— EXERCISE —
Print every one of the rows below verbatim, omitting the pictures.

○ ○ ○ ○ ○

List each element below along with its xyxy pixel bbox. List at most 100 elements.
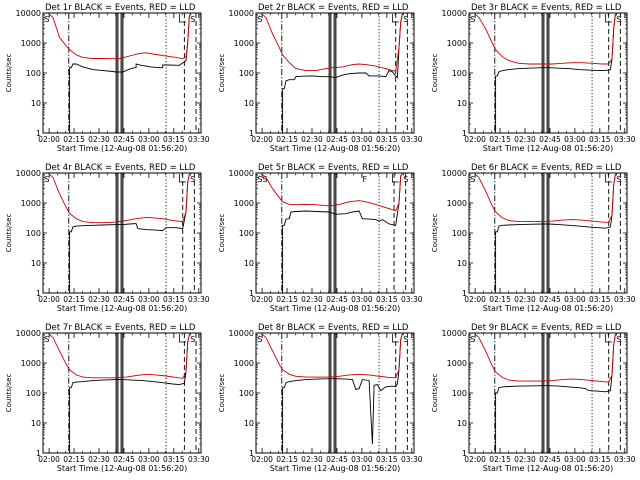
chart-title: Det 7r BLACK = Events, RED = LLD: [45, 323, 196, 333]
x-tick-label: 02:30: [88, 135, 110, 144]
x-tick-label: 02:15: [276, 455, 298, 464]
x-tick-label: 03:15: [589, 295, 611, 304]
y-tick-label: 1: [462, 449, 467, 458]
x-tick-label: 02:15: [276, 295, 298, 304]
x-tick-label: 02:45: [326, 455, 348, 464]
x-tick-label: 02:45: [113, 135, 135, 144]
segment-label: S: [257, 335, 262, 344]
y-tick-label: 100: [452, 389, 467, 398]
chart-panel-7: Det 7r BLACK = Events, RED = LLD 1 10 100 10…: [5, 323, 210, 473]
series-events-line: [495, 13, 618, 133]
series-events-line: [69, 173, 192, 293]
series-events-line: [495, 333, 618, 453]
segment-label: S: [44, 175, 49, 184]
segment-label: S: [470, 15, 475, 24]
y-tick-label: 1: [249, 289, 254, 298]
x-tick-label: 02:30: [514, 455, 536, 464]
x-tick-label: 02:00: [464, 135, 486, 144]
y-tick-label: 10: [457, 259, 467, 268]
series-events-line: [282, 333, 404, 453]
segment-bracket: [178, 14, 187, 23]
segment-label: SS: [257, 175, 267, 184]
x-tick-label: 03:30: [401, 455, 423, 464]
x-tick-label: 03:30: [188, 455, 210, 464]
x-tick-label: 02:45: [539, 295, 561, 304]
x-tick-label: 03:30: [614, 135, 636, 144]
x-tick-label: 02:45: [113, 455, 135, 464]
x-tick-label: 02:30: [301, 455, 323, 464]
segment-label: S: [470, 175, 475, 184]
y-tick-label: 100: [239, 229, 254, 238]
y-tick-label: 10000: [442, 169, 467, 178]
y-tick-label: 1000: [21, 359, 41, 368]
y-tick-label: 10: [244, 419, 254, 428]
plot-frame: [468, 332, 628, 454]
x-tick-label: 02:00: [38, 295, 60, 304]
series-lld-line: [473, 333, 618, 383]
chart-title: Det 4r BLACK = Events, RED = LLD: [45, 163, 196, 173]
y-axis-label: Counts/sec: [5, 54, 13, 93]
y-tick-label: 100: [239, 69, 254, 78]
y-tick-label: 10000: [442, 329, 467, 338]
plot-frame: [42, 12, 202, 134]
x-axis-label: Start Time (12-Aug-08 01:56:20): [270, 304, 401, 313]
y-tick-label: 1: [249, 449, 254, 458]
x-tick-label: 02:15: [63, 135, 85, 144]
plot-frame: [468, 12, 628, 134]
x-tick-label: 03:15: [589, 455, 611, 464]
x-tick-label: 03:30: [401, 135, 423, 144]
x-tick-label: 02:45: [113, 295, 135, 304]
y-tick-label: 1: [462, 129, 467, 138]
x-tick-label: 02:15: [63, 295, 85, 304]
x-axis-label: Start Time (12-Aug-08 01:56:20): [57, 464, 188, 473]
chart-panel-3: Det 3r BLACK = Events, RED = LLD 1 10 100 10…: [431, 3, 636, 153]
chart-title: Det 8r BLACK = Events, RED = LLD: [258, 323, 409, 333]
y-tick-label: 1: [36, 129, 41, 138]
y-tick-label: 10: [244, 99, 254, 108]
chart-panel-9: Det 9r BLACK = Events, RED = LLD 1 10 100 10…: [431, 323, 636, 473]
y-tick-label: 1000: [234, 39, 254, 48]
y-axis-label: Counts/sec: [218, 374, 226, 413]
segment-label: S: [44, 335, 49, 344]
y-tick-label: 100: [452, 229, 467, 238]
chart-panel-8: Det 8r BLACK = Events, RED = LLD 1 10 100 10…: [218, 323, 423, 473]
plot-frame: [255, 332, 415, 454]
segment-label: S: [403, 15, 408, 24]
y-tick-label: 1: [249, 129, 254, 138]
chart-title: Det 9r BLACK = Events, RED = LLD: [471, 323, 622, 333]
series-lld-line: [473, 13, 618, 65]
x-tick-label: 02:00: [464, 295, 486, 304]
plot-frame: [42, 332, 202, 454]
y-tick-label: 10000: [229, 169, 254, 178]
x-tick-label: 02:30: [514, 295, 536, 304]
segment-label: S: [616, 175, 621, 184]
plot-frame: [468, 172, 628, 294]
chart-title: Det 6r BLACK = Events, RED = LLD: [471, 163, 622, 173]
x-tick-label: 03:15: [163, 455, 185, 464]
segment-bracket: [391, 14, 400, 23]
plot-frame: [255, 172, 415, 294]
series-lld-line: [473, 173, 618, 223]
y-tick-label: 10: [31, 99, 41, 108]
series-lld-line: [47, 173, 192, 224]
x-tick-label: 03:15: [376, 295, 398, 304]
x-tick-label: 02:30: [301, 135, 323, 144]
y-tick-label: 10: [31, 419, 41, 428]
y-tick-label: 10: [244, 259, 254, 268]
x-tick-label: 03:00: [564, 135, 586, 144]
y-tick-label: 1000: [447, 359, 467, 368]
plot-frame: [255, 12, 415, 134]
series-events-line: [69, 333, 192, 453]
x-tick-label: 03:00: [138, 455, 160, 464]
y-tick-label: 100: [239, 389, 254, 398]
segment-bracket: [178, 174, 187, 183]
y-tick-label: 1000: [234, 359, 254, 368]
series-lld-line: [47, 333, 192, 379]
x-tick-label: 02:45: [326, 295, 348, 304]
x-axis-label: Start Time (12-Aug-08 01:56:20): [57, 144, 188, 153]
x-tick-label: 02:15: [63, 455, 85, 464]
x-tick-label: 03:30: [188, 135, 210, 144]
y-tick-label: 1000: [21, 199, 41, 208]
segment-label: S: [190, 15, 195, 24]
segment-label: S: [44, 15, 49, 24]
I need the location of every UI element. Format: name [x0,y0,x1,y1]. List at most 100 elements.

○ ○ ○ ○ ○

— TASK OUTPUT —
List each element below along with its xyxy pixel bbox. List at most 100 elements.
chart-title: Det 7r BLACK = Events, RED = LLD: [45, 323, 196, 333]
x-tick-label: 02:30: [88, 135, 110, 144]
x-tick-label: 02:15: [276, 455, 298, 464]
x-tick-label: 03:15: [589, 295, 611, 304]
y-tick-label: 1: [462, 449, 467, 458]
x-tick-label: 02:15: [276, 295, 298, 304]
x-tick-label: 02:45: [326, 455, 348, 464]
x-tick-label: 02:45: [113, 135, 135, 144]
segment-label: S: [257, 335, 262, 344]
y-tick-label: 100: [452, 389, 467, 398]
chart-panel-7: Det 7r BLACK = Events, RED = LLD 1 10 100 10…: [5, 323, 210, 473]
series-events-line: [495, 13, 618, 133]
series-events-line: [69, 173, 192, 293]
series-events-line: [495, 333, 618, 453]
segment-label: S: [44, 175, 49, 184]
segment-label: S: [470, 15, 475, 24]
y-tick-label: 1: [249, 289, 254, 298]
x-tick-label: 02:30: [514, 455, 536, 464]
x-tick-label: 02:00: [464, 135, 486, 144]
y-tick-label: 10: [457, 259, 467, 268]
series-events-line: [282, 333, 404, 453]
segment-bracket: [178, 14, 187, 23]
segment-label: SS: [257, 175, 267, 184]
x-tick-label: 03:30: [401, 455, 423, 464]
x-tick-label: 03:30: [188, 455, 210, 464]
x-tick-label: 02:45: [539, 295, 561, 304]
x-tick-label: 03:30: [614, 135, 636, 144]
x-tick-label: 02:45: [113, 455, 135, 464]
x-tick-label: 02:30: [301, 455, 323, 464]
segment-label: S: [470, 175, 475, 184]
y-tick-label: 100: [239, 229, 254, 238]
y-tick-label: 10000: [442, 169, 467, 178]
y-tick-label: 1000: [21, 359, 41, 368]
y-tick-label: 10: [244, 419, 254, 428]
plot-frame: [468, 332, 628, 454]
x-tick-label: 02:00: [38, 295, 60, 304]
series-lld-line: [473, 333, 618, 383]
chart-title: Det 4r BLACK = Events, RED = LLD: [45, 163, 196, 173]
y-axis-label: Counts/sec: [5, 54, 13, 93]
y-tick-label: 100: [239, 69, 254, 78]
y-tick-label: 10000: [442, 329, 467, 338]
plot-frame: [42, 12, 202, 134]
x-axis-label: Start Time (12-Aug-08 01:56:20): [270, 304, 401, 313]
y-tick-label: 1: [249, 449, 254, 458]
x-tick-label: 02:15: [63, 135, 85, 144]
plot-frame: [468, 12, 628, 134]
x-tick-label: 03:15: [589, 455, 611, 464]
x-tick-label: 03:30: [401, 135, 423, 144]
x-tick-label: 02:45: [113, 295, 135, 304]
y-tick-label: 1: [462, 129, 467, 138]
x-tick-label: 02:15: [63, 295, 85, 304]
x-axis-label: Start Time (12-Aug-08 01:56:20): [57, 464, 188, 473]
chart-panel-3: Det 3r BLACK = Events, RED = LLD 1 10 100 10…: [431, 3, 636, 153]
chart-title: Det 8r BLACK = Events, RED = LLD: [258, 323, 409, 333]
y-tick-label: 1: [36, 129, 41, 138]
y-tick-label: 10: [244, 99, 254, 108]
chart-panel-9: Det 9r BLACK = Events, RED = LLD 1 10 100 10…: [431, 323, 636, 473]
y-tick-label: 1000: [234, 39, 254, 48]
y-axis-label: Counts/sec: [218, 374, 226, 413]
segment-label: S: [44, 335, 49, 344]
y-tick-label: 100: [452, 229, 467, 238]
chart-panel-8: Det 8r BLACK = Events, RED = LLD 1 10 100 10…: [218, 323, 423, 473]
plot-frame: [255, 332, 415, 454]
segment-label: S: [403, 15, 408, 24]
y-tick-label: 1: [249, 129, 254, 138]
chart-title: Det 9r BLACK = Events, RED = LLD: [471, 323, 622, 333]
series-lld-line: [473, 13, 618, 65]
x-tick-label: 02:00: [464, 295, 486, 304]
plot-frame: [42, 332, 202, 454]
y-tick-label: 10000: [229, 169, 254, 178]
x-tick-label: 02:30: [514, 295, 536, 304]
segment-label: S: [616, 175, 621, 184]
plot-frame: [468, 172, 628, 294]
chart-title: Det 6r BLACK = Events, RED = LLD: [471, 163, 622, 173]
x-tick-label: 03:15: [163, 455, 185, 464]
segment-bracket: [391, 14, 400, 23]
plot-frame: [255, 172, 415, 294]
series-lld-line: [473, 173, 618, 223]
y-tick-label: 10: [31, 99, 41, 108]
series-lld-line: [47, 173, 192, 224]
x-tick-label: 03:15: [376, 295, 398, 304]
x-tick-label: 02:30: [301, 135, 323, 144]
y-tick-label: 10: [31, 419, 41, 428]
y-tick-label: 10: [244, 259, 254, 268]
x-tick-label: 03:00: [564, 135, 586, 144]
y-tick-label: 1000: [447, 359, 467, 368]
plot-frame: [255, 12, 415, 134]
series-events-line: [69, 333, 192, 453]
x-tick-label: 03:00: [138, 455, 160, 464]
y-tick-label: 100: [239, 389, 254, 398]
segment-bracket: [178, 174, 187, 183]
y-tick-label: 1000: [234, 359, 254, 368]
series-lld-line: [47, 333, 192, 379]
x-tick-label: 02:45: [326, 295, 348, 304]
x-axis-label: Start Time (12-Aug-08 01:56:20): [57, 144, 188, 153]
x-tick-label: 02:15: [63, 455, 85, 464]
x-tick-label: 03:30: [188, 135, 210, 144]
y-tick-label: 1000: [21, 199, 41, 208]
segment-label: S: [190, 15, 195, 24]
segment-label: S: [44, 15, 49, 24]
I need the location of every UI element. Format: name [x0,y0,x1,y1]. List at most 100 elements.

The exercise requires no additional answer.